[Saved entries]
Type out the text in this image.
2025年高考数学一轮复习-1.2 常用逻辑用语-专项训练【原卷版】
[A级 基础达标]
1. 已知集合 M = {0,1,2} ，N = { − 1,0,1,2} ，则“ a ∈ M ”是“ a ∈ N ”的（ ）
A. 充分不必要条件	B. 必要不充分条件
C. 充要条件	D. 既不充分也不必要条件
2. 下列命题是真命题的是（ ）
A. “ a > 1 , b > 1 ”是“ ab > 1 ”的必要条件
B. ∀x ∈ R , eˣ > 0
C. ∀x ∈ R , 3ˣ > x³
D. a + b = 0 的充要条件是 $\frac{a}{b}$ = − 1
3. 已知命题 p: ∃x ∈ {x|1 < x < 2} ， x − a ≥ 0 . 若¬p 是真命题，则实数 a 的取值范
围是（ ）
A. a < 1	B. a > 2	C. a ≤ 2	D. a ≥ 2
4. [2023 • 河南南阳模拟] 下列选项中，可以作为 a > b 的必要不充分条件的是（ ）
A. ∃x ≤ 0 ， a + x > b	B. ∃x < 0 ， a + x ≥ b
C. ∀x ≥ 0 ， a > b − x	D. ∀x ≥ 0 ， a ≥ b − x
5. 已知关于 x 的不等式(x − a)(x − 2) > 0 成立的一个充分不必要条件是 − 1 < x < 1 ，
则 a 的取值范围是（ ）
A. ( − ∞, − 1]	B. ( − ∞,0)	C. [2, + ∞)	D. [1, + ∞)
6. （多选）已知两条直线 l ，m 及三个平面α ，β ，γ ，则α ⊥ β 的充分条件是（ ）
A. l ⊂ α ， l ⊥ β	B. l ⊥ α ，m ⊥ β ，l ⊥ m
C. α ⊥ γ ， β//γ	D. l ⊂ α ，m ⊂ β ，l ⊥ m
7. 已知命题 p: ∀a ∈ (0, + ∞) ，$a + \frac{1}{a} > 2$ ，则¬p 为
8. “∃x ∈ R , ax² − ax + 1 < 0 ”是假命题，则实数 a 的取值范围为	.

§ **Exercise**:
Work out how many lines above have the string "frac" in them, and give only the number.

§ **Answer**:
2